_Estratto del documento:_
Atene, lacrime e sangue

By Redazione

ottobre 31, 2011 Esteri

Sono le nove e trenta del mattino. Il volo AZ 720 decolla da Fiumicino con un pugno di passeggeri sonnecchianti: ci sono quaranta persone, neanche un terzo della capienza dell’Airbus diretto ad Atene. Solo pochi intimi scelgono la capitale greca in tempo di crisi e rivolte sociali? Forse. La città respira affannosamente, gestisce con difficoltà i suoi indignados, ma i turisti, prezioso serbatoio della più importante industria greca, si riversano a migliaia nei pressi dell’acropoli, gli studenti Erasmus organizzano feste da sballo nel modaiolo quartiere di Gazi e i tassisti corrono impazziti da un capo all’altro della città. Il giro di vite al pachidermico apparato della pubblica amministrazione, gli stipendi decurtati e le misure di austerità tutte lacrime e sangue hanno messo a dura prova i nervi dei cittadini, inaugurando un autunno caldo che lascia tracce indelebili in giro per la capitale.

Syntagma è l’emblema di una Grecia in bilico tra orgoglio patrio e rabbia sociale. La piazza delle grandi occasioni è la stessa che ospita il Parlamento, il corpo di guardia degli Euzoni (quelli in gonnellino e babbucce), ma anche le ambasciate e i primi hotel della città. Qui, nei giorni scorsi, sono sfilate decine di manifestazioni pacifiche, conclusesi con durissimi scontri orchestrati dai black bloc che, tra le diverse attività svolte, hanno picconato e sradicato le scalinate degli hotel extralusso per scagliare i blocchi di marmo contro la polizia. Passeggiando si contano ovunque cabine telefoniche con vetri infranti, staccionate divelte e centinaia di slogan verniciati sui muri, tra cui anche l’italianissimo “Carlo vive”.

“La crisi è grave, siamo stremati”, sbuffa il cameriere di una taverna nella zona di Exarchia, che spiega con grinta il malcontento della sua gente mentre serve spiedini di carne, insalata con feta e yogurt al miele. D’altronde il periodo nero del debito assassino sta monopolizzando gli incubi della Grecia, a partire da Atene che ha visto spegnersi i sogni di gloria dopo la grande illusione delle Olimpiadi 2004. Il centro cittadino si riconferma un elegante salotto ben curato, protetto dai quartieri residenziali delle famiglie benestanti e dai condomini dorati della classe dirigente che, ad uno sguardo veloce, sembra mantenere intatti i propri privilegi.

Basta però un quarto d’ora di passeggio per fotografare l’Atene della crisi ed è qui che si ha la sensazione di una nobile decaduta: decine di quartieri semicentrali, una volta signorili dimore della middle class, cadono a pezzi e sono popolati dall’ondata di immigrazione che ha la faccia di albanesi, nordafricani e turchi. I negozi continuano ad abbassare le saracinesche, mentre le multinazionali tengono botta. La semiperiferia e i sobborghi sono vittime del degrado imperante mentre le strade accolgono cumuli di rifiuti lasciati a marcire un po’ ovunque in seguito ai continui scioperi dei netturbini.

_Cosa fare:_
• A. Nell'articolo su Atene in crisi, quali sono tutte le cose che la piazza Syntagma ospita?
• B. Secondo l'articolo su Atene in crisi, quante persone viaggiano sul volo AZ 720?

_Righe da una raccolta di dati:_
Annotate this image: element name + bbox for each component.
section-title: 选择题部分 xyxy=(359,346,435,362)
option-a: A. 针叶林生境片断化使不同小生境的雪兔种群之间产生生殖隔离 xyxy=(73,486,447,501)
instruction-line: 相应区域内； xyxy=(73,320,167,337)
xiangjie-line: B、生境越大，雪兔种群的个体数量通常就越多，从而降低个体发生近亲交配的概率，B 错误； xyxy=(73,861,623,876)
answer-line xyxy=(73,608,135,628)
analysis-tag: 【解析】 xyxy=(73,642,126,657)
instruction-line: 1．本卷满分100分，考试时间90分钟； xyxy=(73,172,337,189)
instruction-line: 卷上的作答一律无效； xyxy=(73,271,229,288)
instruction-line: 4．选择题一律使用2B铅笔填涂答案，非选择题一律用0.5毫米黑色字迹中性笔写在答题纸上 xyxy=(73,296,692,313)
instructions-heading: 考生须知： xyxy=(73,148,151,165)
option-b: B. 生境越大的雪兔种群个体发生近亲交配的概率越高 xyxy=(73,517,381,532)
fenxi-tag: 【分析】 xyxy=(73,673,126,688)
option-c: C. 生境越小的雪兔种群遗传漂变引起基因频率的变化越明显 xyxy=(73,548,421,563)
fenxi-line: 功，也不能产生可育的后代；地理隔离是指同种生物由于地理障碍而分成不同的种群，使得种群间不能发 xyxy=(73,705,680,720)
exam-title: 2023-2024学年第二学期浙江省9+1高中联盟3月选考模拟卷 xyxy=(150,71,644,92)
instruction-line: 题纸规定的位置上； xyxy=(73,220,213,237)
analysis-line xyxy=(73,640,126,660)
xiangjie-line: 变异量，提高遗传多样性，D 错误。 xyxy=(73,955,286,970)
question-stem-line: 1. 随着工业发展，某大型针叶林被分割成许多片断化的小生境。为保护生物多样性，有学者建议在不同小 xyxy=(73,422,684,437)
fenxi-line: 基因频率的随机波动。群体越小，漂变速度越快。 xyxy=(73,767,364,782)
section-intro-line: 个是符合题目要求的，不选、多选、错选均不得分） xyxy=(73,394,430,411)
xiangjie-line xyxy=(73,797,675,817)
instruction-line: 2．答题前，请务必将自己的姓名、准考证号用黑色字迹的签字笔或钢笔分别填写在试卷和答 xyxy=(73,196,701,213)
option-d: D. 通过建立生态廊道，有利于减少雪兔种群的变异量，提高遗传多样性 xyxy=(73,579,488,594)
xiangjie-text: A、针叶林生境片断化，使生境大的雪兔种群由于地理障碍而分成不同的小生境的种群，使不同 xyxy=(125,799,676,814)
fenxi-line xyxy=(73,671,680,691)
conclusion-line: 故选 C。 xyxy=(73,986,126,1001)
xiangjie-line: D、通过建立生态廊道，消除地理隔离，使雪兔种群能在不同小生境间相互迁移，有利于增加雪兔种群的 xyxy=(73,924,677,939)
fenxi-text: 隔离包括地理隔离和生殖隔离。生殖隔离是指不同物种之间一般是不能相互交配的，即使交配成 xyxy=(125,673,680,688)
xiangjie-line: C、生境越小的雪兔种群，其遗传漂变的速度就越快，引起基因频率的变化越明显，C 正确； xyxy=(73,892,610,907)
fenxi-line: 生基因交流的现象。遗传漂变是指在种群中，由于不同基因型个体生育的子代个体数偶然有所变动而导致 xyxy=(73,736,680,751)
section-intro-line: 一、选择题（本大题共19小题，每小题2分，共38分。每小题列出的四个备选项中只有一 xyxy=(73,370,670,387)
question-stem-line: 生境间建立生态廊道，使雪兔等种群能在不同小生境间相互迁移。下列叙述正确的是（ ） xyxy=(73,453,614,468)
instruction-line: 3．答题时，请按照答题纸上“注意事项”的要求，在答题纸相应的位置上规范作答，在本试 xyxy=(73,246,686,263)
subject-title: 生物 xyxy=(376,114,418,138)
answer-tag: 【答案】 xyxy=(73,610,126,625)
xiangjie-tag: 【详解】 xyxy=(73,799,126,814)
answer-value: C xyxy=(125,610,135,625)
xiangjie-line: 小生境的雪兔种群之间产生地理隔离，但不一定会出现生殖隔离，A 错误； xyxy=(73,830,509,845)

_Soluzioni per compito:_
• A. Il Parlamento, il corpo di guardia degli Euzoni, le ambasciate e i primi hotel della città.

• B. Quaranta persone.